═══ INFORMATION PROVIDED ═══

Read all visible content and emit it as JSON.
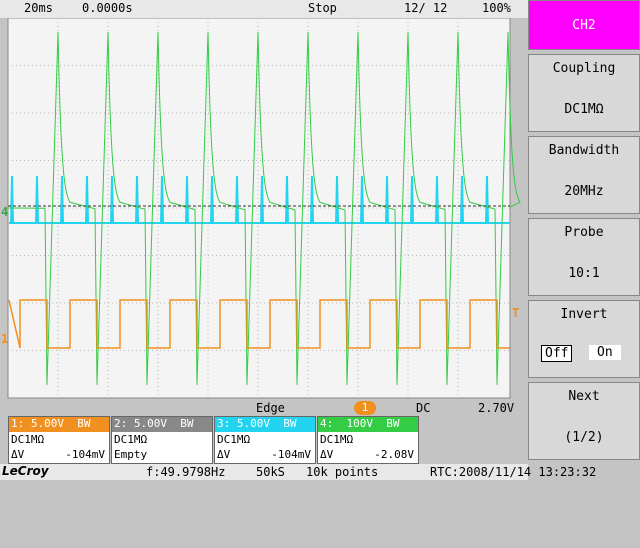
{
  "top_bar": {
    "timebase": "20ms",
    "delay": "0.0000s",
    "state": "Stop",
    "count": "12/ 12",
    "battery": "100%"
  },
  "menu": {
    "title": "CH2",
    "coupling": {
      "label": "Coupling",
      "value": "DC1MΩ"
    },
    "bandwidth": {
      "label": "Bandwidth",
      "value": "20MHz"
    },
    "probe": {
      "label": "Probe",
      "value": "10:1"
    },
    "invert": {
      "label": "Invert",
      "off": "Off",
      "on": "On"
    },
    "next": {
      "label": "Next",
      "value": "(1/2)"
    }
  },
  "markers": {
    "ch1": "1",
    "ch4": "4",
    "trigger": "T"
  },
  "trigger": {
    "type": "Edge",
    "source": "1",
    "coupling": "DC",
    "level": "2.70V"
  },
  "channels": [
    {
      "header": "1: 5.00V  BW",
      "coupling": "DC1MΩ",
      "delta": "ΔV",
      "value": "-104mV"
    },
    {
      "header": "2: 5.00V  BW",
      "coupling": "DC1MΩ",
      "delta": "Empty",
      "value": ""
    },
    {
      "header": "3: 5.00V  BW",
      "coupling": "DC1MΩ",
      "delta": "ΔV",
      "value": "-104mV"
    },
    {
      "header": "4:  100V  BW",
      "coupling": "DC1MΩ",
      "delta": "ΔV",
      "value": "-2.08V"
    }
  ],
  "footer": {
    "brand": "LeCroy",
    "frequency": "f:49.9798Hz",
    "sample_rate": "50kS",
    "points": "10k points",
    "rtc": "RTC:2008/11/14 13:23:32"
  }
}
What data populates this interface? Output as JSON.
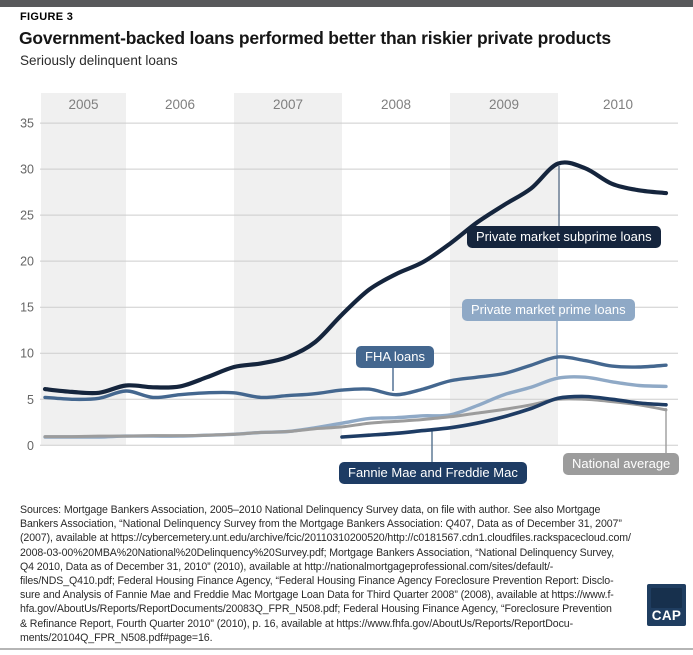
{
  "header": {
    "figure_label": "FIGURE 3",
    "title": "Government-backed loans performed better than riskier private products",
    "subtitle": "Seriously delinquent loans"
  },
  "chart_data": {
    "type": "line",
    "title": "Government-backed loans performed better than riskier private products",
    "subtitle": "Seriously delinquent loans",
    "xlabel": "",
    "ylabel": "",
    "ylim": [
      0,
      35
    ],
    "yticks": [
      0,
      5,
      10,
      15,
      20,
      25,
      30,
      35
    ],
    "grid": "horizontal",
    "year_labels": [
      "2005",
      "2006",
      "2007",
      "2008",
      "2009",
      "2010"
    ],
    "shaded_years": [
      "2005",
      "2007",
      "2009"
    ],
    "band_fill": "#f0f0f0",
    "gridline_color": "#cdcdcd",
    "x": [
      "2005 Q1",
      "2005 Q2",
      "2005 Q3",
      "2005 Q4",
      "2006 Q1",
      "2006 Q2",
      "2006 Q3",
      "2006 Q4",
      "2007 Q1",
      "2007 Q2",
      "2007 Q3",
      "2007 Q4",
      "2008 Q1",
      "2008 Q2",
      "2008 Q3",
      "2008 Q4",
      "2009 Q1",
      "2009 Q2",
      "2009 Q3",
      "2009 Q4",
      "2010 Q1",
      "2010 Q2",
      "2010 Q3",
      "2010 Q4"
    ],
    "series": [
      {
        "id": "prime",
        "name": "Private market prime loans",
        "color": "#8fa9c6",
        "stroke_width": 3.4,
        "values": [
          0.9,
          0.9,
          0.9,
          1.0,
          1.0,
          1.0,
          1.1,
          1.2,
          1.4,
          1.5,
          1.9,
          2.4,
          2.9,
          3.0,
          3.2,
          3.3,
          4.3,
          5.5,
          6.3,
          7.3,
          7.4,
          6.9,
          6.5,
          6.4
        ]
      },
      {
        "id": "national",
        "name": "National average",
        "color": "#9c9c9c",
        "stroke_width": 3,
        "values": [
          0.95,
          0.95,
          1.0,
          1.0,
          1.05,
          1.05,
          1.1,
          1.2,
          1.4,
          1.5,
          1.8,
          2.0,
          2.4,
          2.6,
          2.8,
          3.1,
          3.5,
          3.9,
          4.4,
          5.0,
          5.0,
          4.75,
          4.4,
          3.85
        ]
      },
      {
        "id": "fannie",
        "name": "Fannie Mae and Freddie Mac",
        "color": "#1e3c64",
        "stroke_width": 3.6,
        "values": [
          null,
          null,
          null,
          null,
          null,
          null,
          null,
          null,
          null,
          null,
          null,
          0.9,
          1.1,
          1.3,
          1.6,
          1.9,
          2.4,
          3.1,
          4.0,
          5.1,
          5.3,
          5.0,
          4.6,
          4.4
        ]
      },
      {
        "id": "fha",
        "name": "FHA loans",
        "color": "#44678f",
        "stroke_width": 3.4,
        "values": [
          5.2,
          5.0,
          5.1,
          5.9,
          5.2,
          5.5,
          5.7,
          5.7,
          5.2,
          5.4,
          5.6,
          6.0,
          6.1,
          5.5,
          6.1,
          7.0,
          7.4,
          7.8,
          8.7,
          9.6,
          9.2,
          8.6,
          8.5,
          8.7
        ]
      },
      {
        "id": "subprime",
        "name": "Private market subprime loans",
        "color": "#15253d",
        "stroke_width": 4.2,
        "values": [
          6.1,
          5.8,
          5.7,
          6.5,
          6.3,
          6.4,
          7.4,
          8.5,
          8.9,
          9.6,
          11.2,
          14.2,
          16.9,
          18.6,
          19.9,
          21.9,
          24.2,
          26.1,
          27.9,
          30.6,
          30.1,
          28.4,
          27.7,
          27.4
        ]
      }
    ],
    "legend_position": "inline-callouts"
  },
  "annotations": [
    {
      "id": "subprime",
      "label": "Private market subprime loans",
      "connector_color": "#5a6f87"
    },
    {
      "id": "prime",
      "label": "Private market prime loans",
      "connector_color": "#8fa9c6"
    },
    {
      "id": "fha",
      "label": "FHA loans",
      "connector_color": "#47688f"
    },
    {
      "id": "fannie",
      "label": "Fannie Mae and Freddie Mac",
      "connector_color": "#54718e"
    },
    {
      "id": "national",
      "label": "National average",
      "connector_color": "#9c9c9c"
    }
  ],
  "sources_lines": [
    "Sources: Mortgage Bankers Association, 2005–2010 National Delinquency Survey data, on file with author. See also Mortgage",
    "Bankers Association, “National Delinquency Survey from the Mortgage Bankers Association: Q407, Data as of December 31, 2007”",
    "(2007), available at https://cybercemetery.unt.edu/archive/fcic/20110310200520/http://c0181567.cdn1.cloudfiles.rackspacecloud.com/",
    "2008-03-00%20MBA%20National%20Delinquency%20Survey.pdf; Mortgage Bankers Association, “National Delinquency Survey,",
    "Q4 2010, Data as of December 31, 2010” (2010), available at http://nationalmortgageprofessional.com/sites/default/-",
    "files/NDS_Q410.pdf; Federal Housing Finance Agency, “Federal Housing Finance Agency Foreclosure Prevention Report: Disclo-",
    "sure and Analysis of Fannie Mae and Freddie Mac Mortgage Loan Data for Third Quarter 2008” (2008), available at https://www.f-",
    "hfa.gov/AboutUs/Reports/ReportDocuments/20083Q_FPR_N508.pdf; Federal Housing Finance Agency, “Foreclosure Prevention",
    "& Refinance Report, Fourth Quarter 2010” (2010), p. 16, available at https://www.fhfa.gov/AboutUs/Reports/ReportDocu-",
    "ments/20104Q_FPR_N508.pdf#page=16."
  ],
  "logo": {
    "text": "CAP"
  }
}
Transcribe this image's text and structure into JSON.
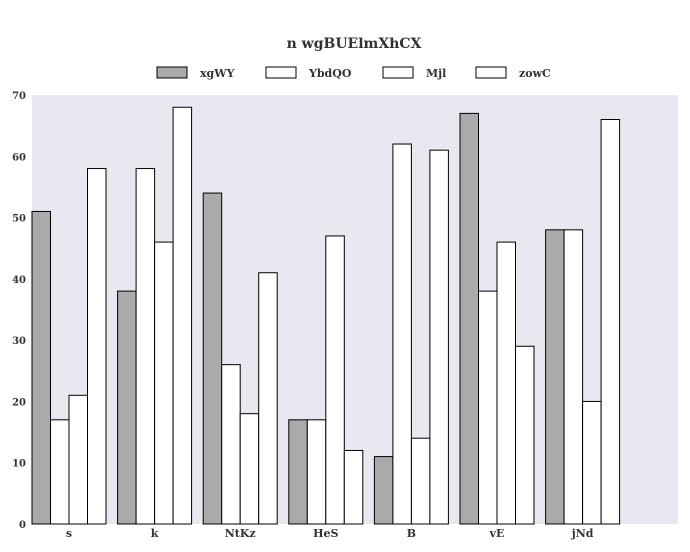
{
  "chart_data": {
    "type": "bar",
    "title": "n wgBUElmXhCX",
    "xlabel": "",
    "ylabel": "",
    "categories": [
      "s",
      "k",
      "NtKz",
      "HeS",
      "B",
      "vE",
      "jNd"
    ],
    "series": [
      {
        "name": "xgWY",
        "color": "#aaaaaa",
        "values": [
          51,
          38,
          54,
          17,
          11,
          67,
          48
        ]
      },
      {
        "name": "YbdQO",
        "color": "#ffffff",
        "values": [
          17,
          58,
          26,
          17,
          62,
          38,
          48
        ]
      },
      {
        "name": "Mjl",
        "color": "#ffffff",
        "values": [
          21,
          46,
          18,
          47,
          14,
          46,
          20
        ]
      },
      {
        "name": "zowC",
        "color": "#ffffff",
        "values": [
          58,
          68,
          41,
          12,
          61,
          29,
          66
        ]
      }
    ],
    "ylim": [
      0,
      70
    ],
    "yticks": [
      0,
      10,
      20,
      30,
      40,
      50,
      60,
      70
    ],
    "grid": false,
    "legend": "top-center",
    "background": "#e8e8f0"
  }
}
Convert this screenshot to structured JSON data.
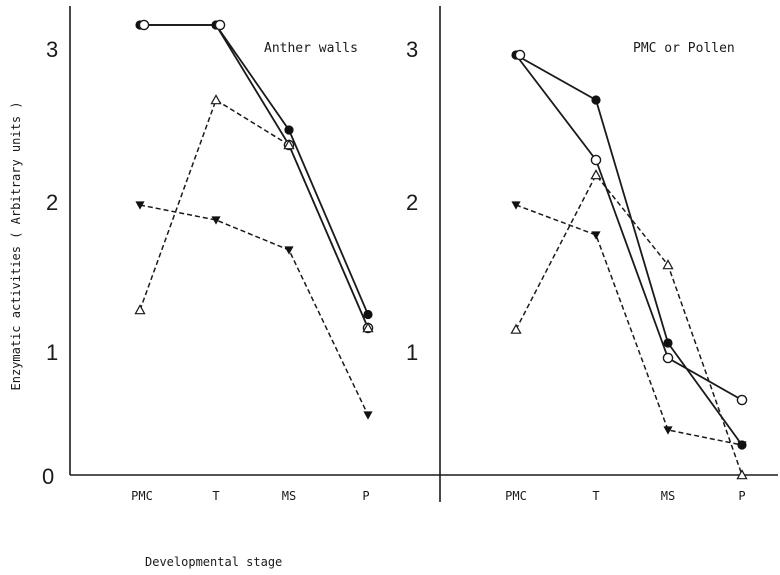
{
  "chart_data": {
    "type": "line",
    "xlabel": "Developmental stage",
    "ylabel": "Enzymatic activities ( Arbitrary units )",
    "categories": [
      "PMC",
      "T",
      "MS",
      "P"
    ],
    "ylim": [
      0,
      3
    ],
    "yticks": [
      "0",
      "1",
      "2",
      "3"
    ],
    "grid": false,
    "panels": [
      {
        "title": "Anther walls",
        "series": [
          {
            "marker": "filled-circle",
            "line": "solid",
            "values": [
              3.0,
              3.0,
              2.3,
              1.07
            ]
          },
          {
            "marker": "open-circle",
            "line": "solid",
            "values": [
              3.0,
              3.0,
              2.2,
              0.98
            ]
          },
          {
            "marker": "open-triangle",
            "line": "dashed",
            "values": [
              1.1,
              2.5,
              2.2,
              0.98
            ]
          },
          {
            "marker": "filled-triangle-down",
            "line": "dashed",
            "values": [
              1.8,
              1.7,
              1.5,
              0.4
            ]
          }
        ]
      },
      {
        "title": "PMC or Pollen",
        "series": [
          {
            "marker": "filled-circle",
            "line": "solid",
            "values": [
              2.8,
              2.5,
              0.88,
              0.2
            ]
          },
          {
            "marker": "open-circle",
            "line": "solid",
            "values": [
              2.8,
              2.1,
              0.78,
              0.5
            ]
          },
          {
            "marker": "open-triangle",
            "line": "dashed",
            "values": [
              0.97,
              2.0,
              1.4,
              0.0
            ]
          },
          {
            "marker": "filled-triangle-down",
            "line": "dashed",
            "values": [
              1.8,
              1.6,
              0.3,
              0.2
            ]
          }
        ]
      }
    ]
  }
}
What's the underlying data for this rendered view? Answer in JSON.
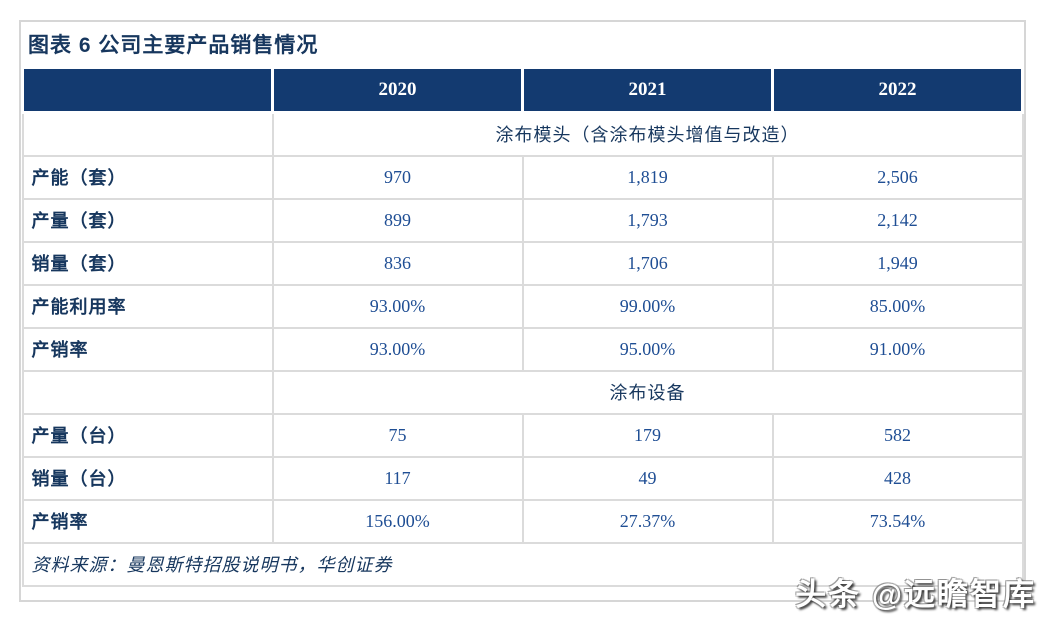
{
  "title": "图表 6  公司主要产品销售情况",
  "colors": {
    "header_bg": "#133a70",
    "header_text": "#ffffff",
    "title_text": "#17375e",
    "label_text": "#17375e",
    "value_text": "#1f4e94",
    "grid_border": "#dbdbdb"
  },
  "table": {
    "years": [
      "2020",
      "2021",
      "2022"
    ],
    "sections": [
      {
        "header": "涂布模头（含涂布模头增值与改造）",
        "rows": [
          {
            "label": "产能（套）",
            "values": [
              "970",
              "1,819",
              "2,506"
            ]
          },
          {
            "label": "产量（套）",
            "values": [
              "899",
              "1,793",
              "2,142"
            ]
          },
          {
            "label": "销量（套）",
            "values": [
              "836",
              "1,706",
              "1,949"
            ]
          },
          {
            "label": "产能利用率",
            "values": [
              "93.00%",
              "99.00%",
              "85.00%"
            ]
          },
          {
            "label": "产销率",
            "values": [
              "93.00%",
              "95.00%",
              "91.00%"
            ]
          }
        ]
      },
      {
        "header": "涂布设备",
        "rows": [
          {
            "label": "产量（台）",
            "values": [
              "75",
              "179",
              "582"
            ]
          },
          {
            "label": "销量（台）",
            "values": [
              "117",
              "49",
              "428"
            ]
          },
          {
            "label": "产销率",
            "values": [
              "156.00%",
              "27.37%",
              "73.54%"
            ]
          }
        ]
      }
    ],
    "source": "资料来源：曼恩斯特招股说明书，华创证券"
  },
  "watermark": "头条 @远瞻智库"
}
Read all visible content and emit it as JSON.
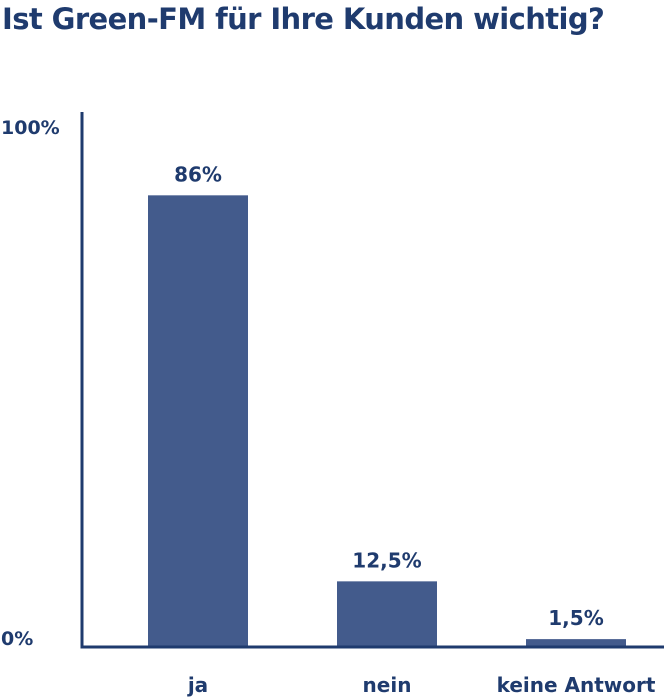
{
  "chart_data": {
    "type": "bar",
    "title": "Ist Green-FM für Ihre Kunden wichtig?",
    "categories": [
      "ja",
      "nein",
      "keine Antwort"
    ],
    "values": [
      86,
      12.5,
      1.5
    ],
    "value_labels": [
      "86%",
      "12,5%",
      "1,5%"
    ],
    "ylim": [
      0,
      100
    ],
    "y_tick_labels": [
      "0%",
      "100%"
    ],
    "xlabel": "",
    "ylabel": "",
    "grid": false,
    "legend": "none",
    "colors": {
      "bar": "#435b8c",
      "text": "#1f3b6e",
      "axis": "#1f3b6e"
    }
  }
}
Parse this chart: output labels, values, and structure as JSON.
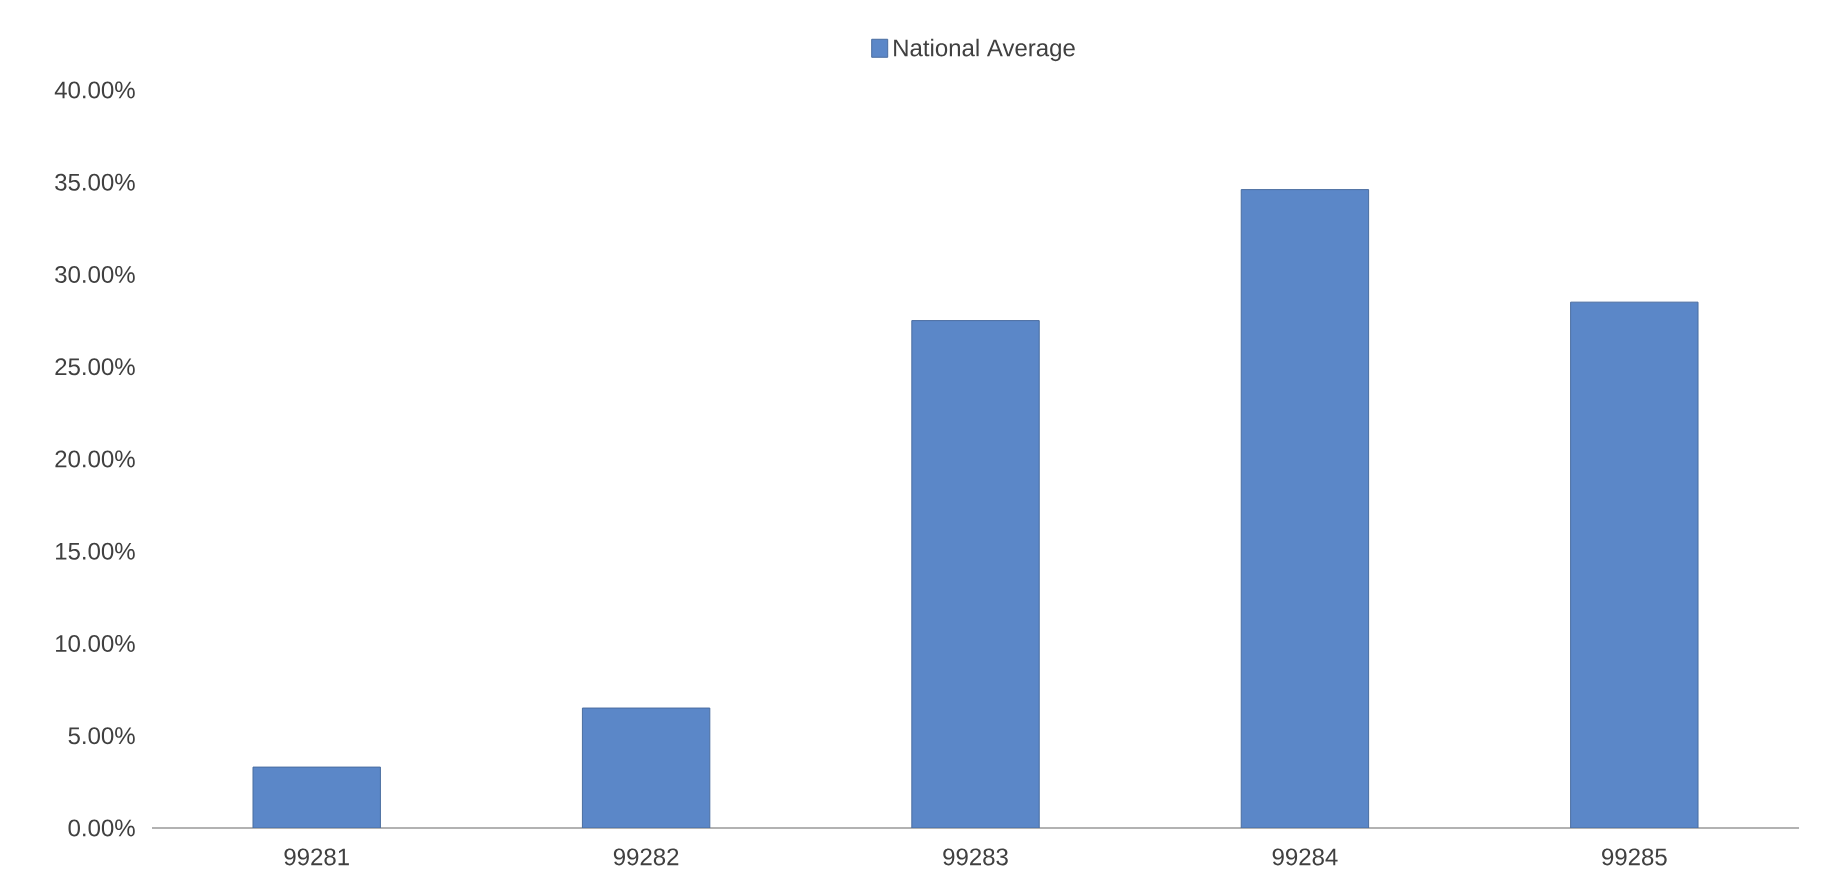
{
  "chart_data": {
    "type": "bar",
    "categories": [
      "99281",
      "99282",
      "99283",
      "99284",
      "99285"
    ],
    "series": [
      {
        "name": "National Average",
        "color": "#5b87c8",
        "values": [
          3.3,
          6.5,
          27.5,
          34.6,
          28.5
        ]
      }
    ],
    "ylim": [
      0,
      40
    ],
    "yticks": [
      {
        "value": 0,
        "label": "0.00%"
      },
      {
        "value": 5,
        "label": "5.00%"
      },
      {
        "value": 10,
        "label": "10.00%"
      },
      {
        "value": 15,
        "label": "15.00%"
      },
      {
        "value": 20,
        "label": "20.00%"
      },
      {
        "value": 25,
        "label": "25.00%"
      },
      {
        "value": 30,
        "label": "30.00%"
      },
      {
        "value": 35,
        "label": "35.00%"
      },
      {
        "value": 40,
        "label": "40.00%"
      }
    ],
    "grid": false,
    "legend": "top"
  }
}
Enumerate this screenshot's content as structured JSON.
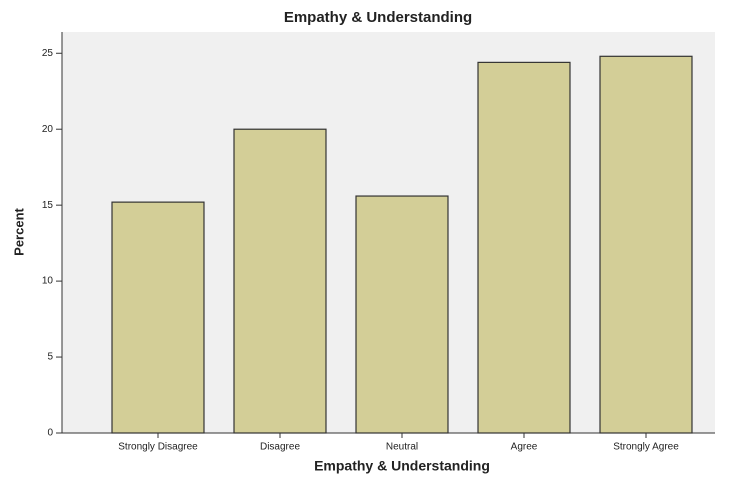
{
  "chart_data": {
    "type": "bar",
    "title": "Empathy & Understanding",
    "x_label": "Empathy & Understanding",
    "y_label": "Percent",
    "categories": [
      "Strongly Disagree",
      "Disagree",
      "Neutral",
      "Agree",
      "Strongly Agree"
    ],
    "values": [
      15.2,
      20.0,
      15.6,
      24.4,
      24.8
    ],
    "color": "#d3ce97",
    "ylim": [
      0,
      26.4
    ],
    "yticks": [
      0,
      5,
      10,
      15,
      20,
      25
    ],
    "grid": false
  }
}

═══

THE TASK
Quote exactly, and nothing besides, the lines from the one with "Enumerate this screenshot's" through the end of the records above; include both ends and omit the pictures.

RESPONSE BELOW
Enumerate this screenshot's content as structured JSON.
{
  "chart_data": {
    "type": "bar",
    "title": "Empathy & Understanding",
    "x_label": "Empathy & Understanding",
    "y_label": "Percent",
    "categories": [
      "Strongly Disagree",
      "Disagree",
      "Neutral",
      "Agree",
      "Strongly Agree"
    ],
    "values": [
      15.2,
      20.0,
      15.6,
      24.4,
      24.8
    ],
    "color": "#d3ce97",
    "ylim": [
      0,
      26.4
    ],
    "yticks": [
      0,
      5,
      10,
      15,
      20,
      25
    ],
    "grid": false
  }
}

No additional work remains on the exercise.